Dataset entries
---
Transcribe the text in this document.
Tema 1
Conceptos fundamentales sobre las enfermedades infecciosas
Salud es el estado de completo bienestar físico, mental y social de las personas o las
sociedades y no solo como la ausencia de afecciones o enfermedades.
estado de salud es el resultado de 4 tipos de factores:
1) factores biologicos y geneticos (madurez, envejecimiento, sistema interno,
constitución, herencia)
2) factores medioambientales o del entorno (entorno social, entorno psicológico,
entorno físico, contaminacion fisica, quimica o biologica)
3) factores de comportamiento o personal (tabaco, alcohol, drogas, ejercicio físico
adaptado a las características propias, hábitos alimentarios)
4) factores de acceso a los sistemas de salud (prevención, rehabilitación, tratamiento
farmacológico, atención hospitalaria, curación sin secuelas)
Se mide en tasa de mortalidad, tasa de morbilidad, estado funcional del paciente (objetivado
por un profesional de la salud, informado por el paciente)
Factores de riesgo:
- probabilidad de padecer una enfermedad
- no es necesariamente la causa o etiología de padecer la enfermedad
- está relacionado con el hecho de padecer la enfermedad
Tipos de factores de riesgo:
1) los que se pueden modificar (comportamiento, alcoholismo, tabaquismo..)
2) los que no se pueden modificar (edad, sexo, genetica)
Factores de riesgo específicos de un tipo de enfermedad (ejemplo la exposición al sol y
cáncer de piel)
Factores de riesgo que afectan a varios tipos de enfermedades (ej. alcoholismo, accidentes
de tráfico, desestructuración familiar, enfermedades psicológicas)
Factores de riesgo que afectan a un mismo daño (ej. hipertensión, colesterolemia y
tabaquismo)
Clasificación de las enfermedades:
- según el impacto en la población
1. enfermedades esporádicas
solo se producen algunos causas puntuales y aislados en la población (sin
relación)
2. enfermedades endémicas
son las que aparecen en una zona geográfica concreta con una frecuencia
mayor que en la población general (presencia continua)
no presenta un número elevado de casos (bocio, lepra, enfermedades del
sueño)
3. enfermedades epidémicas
---
Copy all lines from the data that hold the word "alcoholismo".

**Finished task:**
1) los que se pueden modificar (comportamiento, alcoholismo, tabaquismo..)
Factores de riesgo que afectan a varios tipos de enfermedades (ej. alcoholismo, accidentes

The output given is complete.